--- Start of EXERCISE MATERIAL ---
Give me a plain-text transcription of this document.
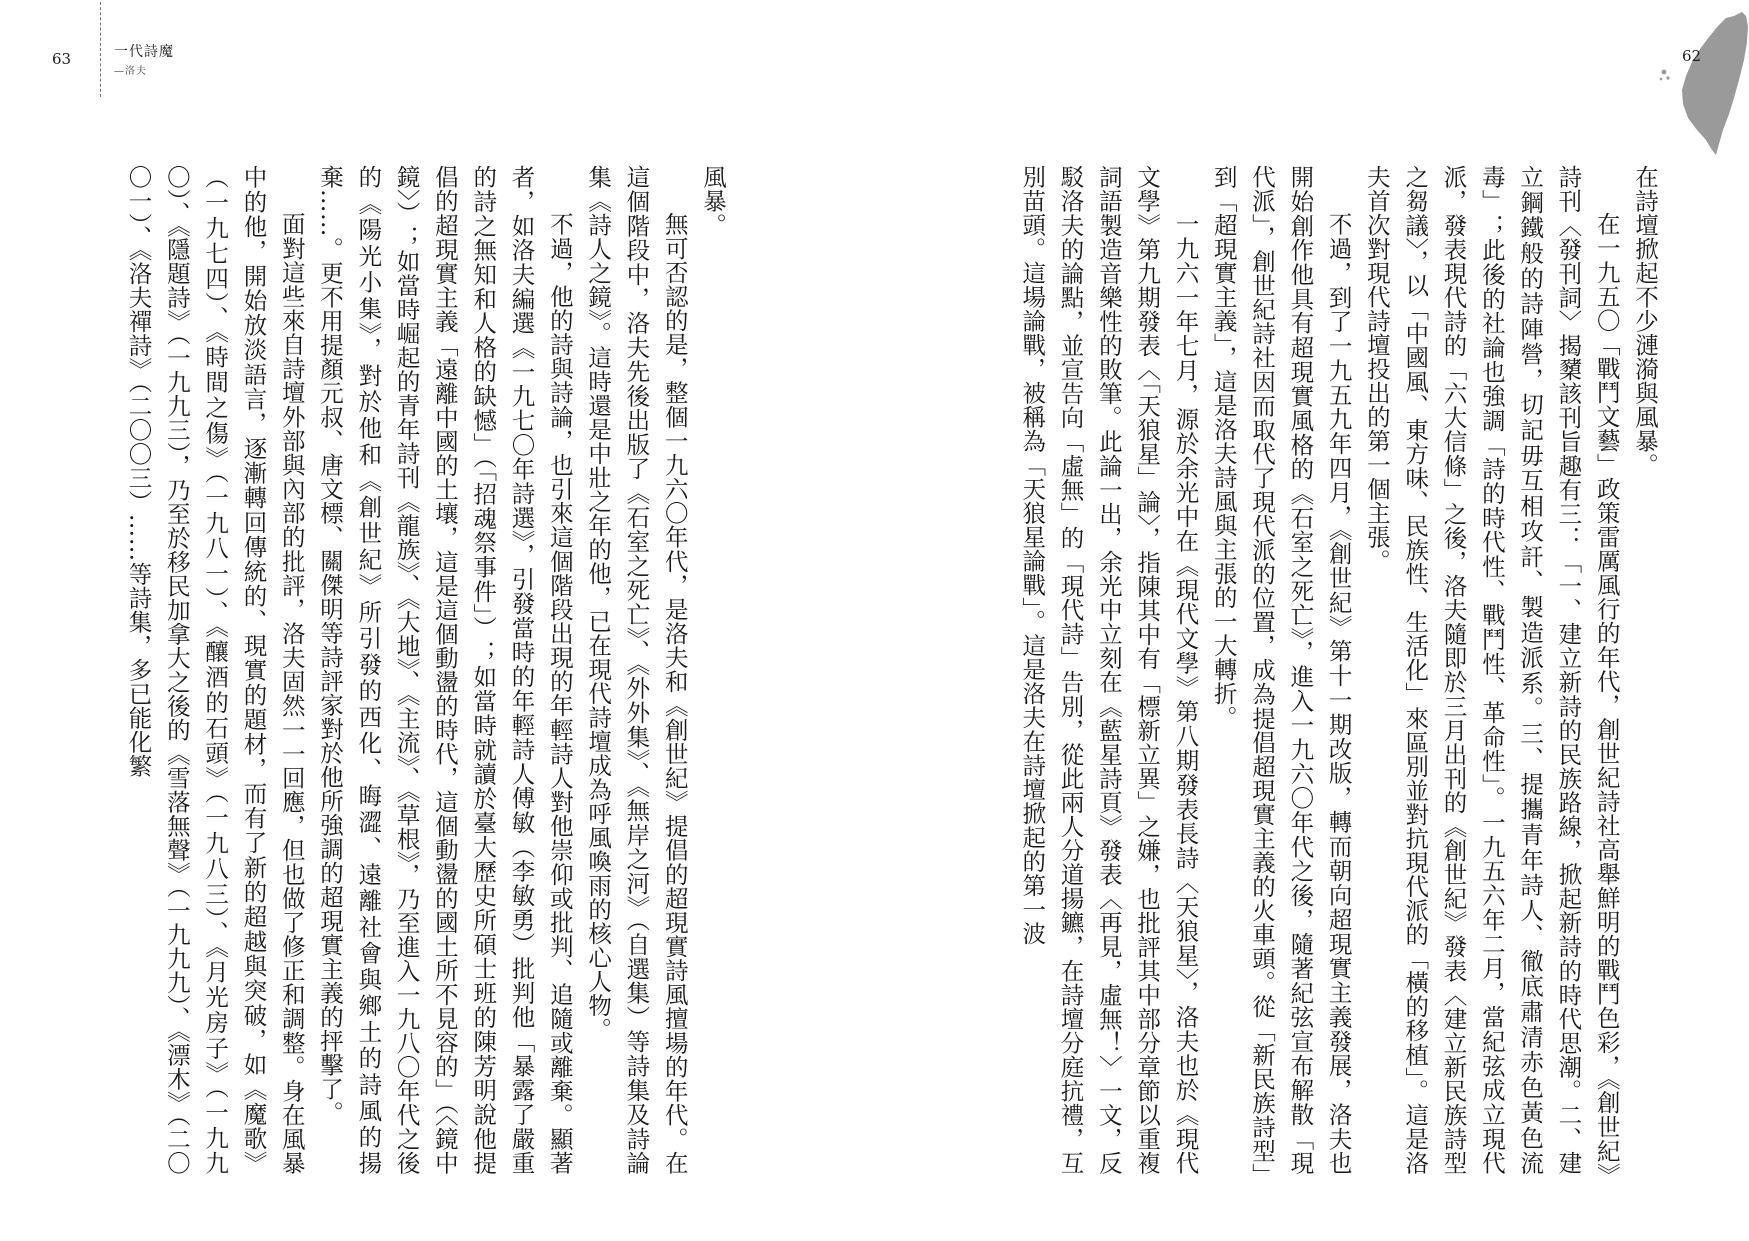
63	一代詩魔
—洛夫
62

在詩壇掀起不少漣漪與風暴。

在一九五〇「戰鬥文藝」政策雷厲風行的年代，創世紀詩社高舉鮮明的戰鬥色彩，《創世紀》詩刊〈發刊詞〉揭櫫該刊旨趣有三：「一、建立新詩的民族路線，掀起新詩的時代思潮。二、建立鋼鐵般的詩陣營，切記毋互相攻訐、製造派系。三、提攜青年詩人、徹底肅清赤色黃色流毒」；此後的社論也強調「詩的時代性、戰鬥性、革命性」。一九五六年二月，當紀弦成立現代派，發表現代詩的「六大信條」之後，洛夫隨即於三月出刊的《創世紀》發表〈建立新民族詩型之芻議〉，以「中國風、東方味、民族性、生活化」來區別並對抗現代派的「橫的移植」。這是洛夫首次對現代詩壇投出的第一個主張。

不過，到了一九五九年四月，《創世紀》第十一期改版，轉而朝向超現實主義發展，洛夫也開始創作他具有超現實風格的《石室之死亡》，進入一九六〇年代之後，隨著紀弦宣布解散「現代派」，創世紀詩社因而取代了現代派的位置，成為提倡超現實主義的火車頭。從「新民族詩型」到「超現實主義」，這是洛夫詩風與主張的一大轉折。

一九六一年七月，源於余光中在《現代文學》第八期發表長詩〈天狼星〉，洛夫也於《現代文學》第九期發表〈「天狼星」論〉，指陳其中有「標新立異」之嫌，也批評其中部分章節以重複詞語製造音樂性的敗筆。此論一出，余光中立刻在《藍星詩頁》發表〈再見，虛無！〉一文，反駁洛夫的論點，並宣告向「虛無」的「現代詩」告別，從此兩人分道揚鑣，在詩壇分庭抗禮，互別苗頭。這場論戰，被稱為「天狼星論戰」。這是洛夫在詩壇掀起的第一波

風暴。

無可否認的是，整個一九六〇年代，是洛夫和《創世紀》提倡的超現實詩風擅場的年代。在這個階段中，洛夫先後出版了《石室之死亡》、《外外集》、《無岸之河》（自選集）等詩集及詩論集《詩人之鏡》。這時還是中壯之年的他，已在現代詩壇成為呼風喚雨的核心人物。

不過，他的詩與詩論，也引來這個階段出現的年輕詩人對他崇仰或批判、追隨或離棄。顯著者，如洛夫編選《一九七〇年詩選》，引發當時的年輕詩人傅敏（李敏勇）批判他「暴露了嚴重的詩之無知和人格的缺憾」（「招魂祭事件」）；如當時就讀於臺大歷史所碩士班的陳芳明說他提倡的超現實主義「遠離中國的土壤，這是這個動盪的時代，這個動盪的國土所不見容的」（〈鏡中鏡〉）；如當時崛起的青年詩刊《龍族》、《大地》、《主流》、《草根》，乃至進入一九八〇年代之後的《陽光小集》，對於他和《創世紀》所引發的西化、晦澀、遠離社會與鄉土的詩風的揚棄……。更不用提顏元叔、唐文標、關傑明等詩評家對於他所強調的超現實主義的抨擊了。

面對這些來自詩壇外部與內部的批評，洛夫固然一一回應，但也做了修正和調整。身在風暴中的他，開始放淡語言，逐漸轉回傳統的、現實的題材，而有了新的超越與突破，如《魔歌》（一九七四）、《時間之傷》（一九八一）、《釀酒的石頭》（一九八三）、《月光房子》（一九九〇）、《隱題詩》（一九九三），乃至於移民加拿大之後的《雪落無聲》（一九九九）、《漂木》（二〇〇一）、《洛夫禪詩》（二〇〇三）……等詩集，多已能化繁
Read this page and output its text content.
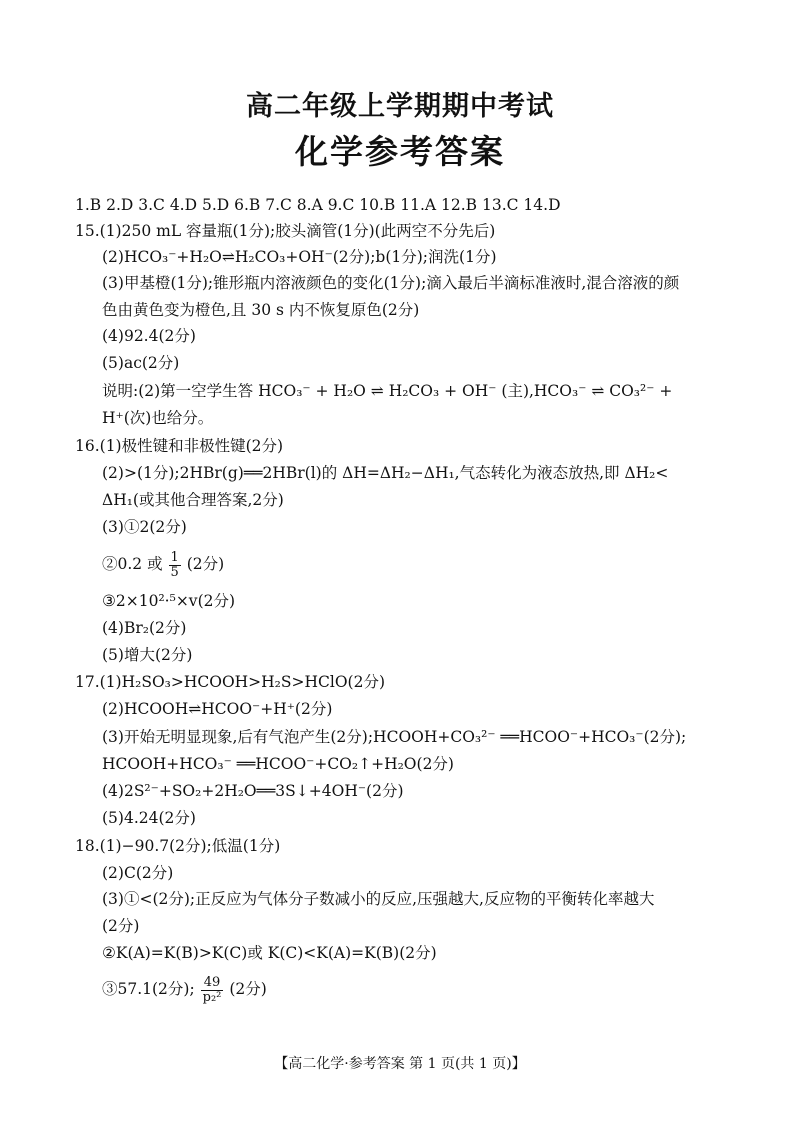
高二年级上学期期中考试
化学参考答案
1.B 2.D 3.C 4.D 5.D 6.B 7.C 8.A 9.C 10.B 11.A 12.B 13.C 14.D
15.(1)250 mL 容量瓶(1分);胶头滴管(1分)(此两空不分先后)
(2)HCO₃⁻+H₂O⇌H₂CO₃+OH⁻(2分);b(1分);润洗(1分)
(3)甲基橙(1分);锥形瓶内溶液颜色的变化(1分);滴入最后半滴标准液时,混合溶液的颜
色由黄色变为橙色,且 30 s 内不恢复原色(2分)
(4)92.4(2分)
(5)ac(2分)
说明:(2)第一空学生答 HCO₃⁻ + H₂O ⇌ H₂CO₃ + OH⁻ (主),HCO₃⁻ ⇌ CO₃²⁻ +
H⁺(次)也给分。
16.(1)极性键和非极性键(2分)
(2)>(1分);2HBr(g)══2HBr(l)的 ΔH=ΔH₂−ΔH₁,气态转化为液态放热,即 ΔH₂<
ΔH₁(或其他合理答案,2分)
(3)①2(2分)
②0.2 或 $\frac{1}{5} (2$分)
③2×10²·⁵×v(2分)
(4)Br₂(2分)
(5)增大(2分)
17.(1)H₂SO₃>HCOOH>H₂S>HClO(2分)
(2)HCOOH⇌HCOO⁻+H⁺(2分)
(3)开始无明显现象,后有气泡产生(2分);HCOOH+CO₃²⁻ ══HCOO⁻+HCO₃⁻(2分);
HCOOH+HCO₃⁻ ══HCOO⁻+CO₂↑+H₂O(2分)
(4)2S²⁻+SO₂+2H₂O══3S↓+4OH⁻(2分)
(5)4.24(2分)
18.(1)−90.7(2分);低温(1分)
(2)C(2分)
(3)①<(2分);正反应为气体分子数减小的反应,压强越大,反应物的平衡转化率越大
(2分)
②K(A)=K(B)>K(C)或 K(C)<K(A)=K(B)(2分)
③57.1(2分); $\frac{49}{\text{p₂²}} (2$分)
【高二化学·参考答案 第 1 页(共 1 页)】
--- End of EXERCISE MATERIAL ---
--- Start of EXERCISE MATERIAL ---
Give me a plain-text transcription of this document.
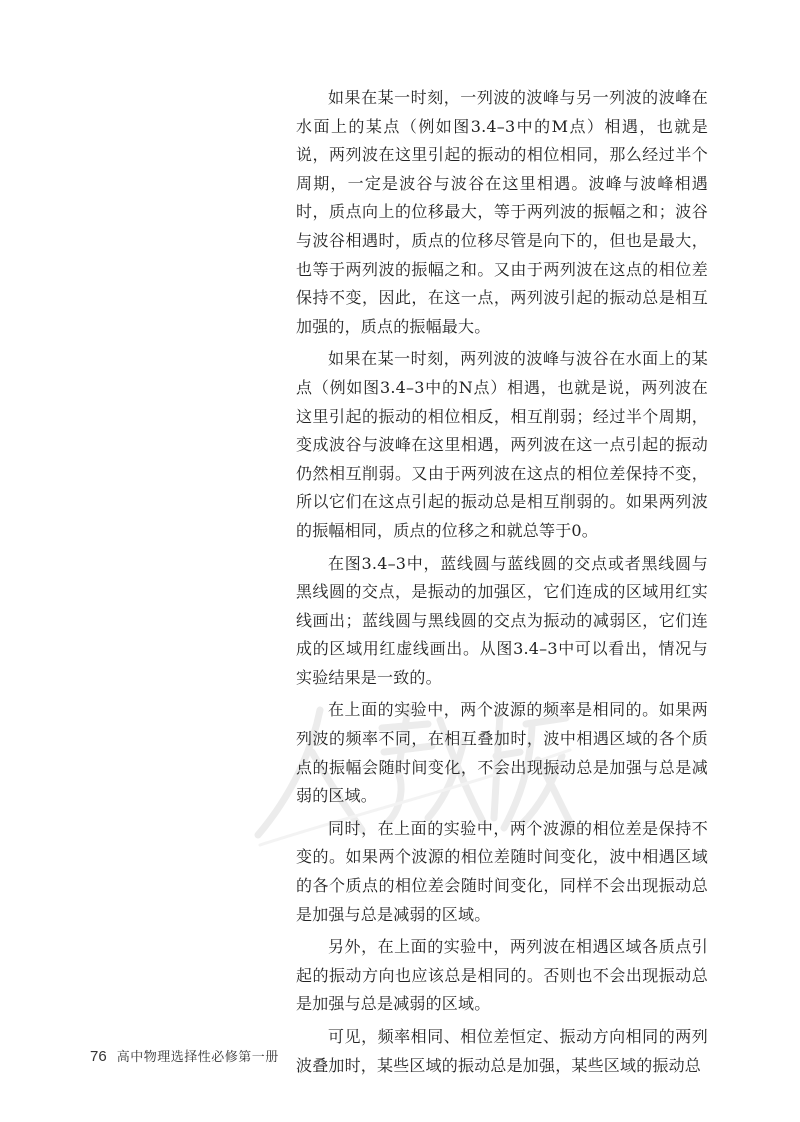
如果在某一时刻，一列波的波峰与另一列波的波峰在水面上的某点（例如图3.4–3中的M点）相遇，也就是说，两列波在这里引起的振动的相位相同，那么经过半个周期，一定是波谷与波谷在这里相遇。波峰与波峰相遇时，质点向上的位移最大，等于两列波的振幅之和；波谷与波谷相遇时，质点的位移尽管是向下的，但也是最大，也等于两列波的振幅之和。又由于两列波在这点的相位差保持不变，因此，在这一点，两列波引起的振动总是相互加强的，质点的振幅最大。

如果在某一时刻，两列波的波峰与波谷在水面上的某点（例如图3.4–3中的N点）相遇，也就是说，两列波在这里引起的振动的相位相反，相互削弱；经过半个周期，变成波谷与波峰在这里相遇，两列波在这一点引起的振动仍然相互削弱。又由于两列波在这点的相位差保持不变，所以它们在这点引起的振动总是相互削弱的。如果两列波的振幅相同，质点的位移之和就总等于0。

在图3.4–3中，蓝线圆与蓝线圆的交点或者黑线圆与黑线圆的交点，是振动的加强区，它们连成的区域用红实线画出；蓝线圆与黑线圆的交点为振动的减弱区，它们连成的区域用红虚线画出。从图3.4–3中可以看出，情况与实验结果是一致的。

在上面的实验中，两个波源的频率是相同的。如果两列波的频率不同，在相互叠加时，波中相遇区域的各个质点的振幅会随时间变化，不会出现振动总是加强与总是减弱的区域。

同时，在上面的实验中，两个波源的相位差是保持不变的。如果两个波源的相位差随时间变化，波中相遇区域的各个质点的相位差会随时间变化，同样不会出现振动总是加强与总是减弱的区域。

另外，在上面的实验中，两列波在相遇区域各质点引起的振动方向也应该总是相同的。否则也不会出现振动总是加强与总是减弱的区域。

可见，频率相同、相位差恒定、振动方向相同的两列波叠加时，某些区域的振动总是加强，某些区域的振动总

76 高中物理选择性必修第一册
--- End of EXERCISE MATERIAL ---
> [YOUR GOAL] Where a line in the material contains "frac", copy that line.

> [RESPONSE TO THE EXERCISE]
②0.2 或 $\frac{1}{5} (2$分)
③57.1(2分); $\frac{49}{\text{p₂²}} (2$分)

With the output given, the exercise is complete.